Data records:
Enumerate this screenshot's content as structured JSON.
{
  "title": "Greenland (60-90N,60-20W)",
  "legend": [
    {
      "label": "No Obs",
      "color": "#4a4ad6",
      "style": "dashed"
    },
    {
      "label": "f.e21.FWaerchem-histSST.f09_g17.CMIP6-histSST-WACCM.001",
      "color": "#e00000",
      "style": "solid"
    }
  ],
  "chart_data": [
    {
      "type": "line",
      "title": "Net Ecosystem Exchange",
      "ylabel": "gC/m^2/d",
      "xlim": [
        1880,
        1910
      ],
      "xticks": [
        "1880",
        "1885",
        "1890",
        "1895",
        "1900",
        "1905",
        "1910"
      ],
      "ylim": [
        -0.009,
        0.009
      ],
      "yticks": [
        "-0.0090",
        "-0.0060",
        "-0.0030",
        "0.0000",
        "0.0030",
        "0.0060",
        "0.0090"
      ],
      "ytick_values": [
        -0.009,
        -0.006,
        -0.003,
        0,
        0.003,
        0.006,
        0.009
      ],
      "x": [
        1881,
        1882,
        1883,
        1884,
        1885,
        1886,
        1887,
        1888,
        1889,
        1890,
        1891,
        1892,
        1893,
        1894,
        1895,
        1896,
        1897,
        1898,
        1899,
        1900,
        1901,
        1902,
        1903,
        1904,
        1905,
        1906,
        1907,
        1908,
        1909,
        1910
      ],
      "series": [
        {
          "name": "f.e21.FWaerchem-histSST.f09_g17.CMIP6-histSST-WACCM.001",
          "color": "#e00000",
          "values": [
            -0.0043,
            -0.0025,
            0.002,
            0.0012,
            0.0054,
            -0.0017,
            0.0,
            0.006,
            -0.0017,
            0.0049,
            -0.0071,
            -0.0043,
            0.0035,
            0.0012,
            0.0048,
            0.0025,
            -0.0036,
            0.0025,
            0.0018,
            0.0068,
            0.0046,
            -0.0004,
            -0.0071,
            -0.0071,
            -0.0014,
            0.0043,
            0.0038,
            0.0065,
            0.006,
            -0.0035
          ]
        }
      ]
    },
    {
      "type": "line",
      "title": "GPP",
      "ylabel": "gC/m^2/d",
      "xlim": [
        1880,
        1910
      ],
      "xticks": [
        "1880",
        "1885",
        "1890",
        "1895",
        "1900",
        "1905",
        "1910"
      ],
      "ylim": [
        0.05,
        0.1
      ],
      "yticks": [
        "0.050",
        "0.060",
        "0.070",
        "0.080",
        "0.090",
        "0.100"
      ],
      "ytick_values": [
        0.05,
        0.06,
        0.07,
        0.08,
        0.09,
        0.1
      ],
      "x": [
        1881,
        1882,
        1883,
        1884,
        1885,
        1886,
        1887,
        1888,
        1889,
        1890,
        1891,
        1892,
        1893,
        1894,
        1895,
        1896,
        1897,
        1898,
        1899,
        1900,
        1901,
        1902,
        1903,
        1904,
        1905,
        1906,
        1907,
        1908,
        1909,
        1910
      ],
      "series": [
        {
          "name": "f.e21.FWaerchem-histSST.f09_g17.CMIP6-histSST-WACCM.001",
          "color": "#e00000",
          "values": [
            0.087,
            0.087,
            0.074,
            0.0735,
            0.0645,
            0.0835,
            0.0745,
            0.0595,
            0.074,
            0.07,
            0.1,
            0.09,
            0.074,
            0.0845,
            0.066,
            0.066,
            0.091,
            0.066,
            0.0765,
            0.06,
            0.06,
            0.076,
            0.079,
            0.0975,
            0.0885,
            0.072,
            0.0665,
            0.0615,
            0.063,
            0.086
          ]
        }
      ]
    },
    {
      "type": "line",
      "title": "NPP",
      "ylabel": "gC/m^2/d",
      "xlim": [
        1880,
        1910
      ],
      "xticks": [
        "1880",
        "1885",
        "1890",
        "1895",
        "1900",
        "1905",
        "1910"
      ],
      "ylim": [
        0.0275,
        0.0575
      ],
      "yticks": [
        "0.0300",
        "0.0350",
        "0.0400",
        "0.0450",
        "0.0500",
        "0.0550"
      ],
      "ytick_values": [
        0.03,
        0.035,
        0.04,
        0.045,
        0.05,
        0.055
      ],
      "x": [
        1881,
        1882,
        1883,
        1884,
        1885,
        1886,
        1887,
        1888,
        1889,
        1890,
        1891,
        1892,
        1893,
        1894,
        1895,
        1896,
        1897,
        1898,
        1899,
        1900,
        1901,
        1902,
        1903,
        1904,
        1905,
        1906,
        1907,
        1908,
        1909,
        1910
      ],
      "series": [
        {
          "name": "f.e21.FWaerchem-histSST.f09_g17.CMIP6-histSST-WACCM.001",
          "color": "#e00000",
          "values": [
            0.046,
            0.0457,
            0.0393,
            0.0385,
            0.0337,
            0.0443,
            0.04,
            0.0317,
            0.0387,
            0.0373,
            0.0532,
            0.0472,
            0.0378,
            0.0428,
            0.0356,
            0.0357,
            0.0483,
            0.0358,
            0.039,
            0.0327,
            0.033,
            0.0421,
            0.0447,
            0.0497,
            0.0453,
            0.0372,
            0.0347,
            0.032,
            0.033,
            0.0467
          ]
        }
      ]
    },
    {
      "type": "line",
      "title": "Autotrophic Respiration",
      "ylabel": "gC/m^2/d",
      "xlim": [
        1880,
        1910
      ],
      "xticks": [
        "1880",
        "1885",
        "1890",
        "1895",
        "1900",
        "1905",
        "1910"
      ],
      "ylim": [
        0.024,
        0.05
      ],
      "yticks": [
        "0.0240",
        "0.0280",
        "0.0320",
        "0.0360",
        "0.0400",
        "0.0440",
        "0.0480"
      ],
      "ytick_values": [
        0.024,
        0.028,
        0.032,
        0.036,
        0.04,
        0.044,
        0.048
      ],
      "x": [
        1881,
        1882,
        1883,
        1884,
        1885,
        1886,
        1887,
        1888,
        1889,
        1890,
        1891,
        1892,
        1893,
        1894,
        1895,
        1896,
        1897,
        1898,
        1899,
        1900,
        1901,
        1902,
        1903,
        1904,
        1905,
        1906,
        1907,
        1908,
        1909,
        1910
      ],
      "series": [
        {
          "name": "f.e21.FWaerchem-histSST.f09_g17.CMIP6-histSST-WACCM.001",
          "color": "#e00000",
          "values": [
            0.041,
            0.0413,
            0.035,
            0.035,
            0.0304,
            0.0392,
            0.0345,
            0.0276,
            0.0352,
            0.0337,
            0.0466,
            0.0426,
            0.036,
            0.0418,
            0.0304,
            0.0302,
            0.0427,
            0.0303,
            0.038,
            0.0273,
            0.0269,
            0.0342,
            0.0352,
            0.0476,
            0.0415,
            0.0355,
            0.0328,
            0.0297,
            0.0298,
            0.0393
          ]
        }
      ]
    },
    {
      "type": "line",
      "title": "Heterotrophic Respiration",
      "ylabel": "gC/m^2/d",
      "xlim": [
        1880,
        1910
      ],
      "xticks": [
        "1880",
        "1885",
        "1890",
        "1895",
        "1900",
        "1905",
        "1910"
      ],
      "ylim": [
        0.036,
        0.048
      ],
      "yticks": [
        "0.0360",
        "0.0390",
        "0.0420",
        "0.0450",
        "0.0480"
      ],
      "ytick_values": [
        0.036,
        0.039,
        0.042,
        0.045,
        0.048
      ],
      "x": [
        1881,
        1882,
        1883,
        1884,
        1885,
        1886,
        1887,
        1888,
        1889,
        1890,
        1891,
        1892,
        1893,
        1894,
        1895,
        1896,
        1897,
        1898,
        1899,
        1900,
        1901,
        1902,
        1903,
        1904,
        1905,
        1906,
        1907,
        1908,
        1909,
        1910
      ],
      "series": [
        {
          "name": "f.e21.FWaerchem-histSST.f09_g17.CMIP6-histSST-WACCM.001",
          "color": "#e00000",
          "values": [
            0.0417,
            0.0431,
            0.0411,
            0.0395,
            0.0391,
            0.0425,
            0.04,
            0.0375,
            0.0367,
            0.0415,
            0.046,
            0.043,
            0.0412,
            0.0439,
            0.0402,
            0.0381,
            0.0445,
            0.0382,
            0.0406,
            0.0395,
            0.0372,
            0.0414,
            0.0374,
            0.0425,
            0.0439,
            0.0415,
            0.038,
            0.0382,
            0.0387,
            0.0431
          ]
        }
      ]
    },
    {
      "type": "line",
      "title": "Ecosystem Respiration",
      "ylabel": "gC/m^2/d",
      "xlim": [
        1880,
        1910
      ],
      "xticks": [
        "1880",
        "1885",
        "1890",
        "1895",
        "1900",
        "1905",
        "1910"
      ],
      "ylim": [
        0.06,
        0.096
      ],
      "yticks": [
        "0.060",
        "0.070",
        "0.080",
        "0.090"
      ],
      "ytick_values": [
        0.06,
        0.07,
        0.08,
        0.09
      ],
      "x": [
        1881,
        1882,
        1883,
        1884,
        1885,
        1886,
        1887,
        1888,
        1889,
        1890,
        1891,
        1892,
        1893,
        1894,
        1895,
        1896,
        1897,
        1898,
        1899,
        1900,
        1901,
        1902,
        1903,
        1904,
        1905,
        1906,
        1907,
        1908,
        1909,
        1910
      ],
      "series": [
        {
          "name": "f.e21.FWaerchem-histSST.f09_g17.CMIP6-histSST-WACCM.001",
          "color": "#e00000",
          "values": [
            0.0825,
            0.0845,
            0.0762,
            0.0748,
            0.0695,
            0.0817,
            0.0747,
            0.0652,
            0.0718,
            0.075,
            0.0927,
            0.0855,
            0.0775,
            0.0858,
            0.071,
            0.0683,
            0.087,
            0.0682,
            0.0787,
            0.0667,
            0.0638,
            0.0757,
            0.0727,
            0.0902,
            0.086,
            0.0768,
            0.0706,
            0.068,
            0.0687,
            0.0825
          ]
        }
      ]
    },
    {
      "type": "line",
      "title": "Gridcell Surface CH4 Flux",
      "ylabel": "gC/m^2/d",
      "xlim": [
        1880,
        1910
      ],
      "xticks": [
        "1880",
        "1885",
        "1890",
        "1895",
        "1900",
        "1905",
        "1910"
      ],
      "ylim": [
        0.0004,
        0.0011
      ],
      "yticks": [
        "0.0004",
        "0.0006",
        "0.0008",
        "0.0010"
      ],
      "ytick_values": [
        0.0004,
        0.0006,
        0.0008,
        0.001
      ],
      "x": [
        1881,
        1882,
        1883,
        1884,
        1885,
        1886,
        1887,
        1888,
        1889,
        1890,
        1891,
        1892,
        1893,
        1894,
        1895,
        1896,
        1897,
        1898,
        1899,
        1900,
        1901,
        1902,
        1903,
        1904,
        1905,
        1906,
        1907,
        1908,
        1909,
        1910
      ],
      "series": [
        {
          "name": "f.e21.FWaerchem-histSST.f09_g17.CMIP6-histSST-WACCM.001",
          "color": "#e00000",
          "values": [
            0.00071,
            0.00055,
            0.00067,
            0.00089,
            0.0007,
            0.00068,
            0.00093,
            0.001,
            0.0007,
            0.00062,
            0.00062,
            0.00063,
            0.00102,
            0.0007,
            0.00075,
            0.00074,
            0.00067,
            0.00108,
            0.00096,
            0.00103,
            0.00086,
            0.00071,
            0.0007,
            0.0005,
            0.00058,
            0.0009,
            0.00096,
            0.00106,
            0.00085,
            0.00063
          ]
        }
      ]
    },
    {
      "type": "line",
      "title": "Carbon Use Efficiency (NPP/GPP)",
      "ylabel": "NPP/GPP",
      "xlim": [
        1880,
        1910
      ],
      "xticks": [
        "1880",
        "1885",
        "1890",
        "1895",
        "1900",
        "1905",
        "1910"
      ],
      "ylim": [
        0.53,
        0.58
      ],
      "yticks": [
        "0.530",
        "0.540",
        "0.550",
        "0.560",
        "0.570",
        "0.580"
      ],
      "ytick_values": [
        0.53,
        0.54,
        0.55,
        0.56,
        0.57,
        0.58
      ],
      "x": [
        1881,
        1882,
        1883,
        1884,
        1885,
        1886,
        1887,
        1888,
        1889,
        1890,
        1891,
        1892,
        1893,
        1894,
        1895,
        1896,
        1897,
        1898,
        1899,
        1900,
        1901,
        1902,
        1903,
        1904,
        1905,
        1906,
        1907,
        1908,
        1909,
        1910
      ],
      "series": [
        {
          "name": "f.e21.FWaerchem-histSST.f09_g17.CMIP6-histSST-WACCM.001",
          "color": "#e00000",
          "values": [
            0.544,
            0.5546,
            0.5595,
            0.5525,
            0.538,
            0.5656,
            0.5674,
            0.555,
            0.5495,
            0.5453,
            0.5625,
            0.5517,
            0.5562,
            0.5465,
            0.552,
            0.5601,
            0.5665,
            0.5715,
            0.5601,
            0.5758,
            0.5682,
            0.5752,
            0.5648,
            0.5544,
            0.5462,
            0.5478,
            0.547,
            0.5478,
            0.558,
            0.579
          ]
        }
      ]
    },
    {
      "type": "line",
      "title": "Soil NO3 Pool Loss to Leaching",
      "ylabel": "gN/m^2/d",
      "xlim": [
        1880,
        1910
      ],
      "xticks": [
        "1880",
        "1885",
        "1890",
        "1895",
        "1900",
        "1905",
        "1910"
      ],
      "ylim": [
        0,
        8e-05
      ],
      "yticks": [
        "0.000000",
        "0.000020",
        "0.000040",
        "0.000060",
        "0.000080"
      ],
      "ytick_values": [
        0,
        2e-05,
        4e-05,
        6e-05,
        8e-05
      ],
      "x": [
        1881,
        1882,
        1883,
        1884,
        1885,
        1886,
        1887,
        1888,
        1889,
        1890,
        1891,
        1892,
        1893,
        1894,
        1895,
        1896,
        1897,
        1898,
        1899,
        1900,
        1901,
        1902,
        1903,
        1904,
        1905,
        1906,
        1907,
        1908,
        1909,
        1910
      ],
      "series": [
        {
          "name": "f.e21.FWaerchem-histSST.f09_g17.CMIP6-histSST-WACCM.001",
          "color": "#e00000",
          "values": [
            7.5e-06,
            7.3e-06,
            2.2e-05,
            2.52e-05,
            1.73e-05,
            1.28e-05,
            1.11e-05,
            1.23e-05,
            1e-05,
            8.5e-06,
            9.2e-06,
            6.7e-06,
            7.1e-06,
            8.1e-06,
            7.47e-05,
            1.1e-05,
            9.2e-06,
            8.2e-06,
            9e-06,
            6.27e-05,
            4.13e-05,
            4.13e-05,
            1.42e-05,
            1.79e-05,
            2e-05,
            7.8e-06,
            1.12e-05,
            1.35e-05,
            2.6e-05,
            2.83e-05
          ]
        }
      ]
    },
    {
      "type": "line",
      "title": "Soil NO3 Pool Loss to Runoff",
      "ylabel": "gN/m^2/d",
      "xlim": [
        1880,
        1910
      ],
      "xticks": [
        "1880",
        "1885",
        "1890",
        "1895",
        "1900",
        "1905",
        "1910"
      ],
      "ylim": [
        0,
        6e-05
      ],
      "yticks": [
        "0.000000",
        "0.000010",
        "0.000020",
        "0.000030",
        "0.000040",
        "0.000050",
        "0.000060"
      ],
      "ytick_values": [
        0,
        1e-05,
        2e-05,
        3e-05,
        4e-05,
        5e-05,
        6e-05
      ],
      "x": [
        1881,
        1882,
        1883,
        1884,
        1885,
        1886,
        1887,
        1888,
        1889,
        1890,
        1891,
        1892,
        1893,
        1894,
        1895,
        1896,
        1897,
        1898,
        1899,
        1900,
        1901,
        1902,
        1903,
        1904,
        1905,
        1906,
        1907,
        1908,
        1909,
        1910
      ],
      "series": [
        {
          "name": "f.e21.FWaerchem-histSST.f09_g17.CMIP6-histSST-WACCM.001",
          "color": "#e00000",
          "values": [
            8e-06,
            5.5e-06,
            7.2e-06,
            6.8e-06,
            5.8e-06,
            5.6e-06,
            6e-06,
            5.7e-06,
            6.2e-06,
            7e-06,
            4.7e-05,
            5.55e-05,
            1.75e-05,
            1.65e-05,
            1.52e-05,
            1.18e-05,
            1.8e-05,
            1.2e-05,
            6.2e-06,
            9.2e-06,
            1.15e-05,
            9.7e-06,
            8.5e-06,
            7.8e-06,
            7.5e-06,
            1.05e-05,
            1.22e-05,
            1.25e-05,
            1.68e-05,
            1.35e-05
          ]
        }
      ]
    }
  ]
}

Given exercise – Write out every line from the entries where "Ecosystem" appears.

Result for this exercise –
      "title": "Net Ecosystem Exchange",
      "title": "Ecosystem Respiration",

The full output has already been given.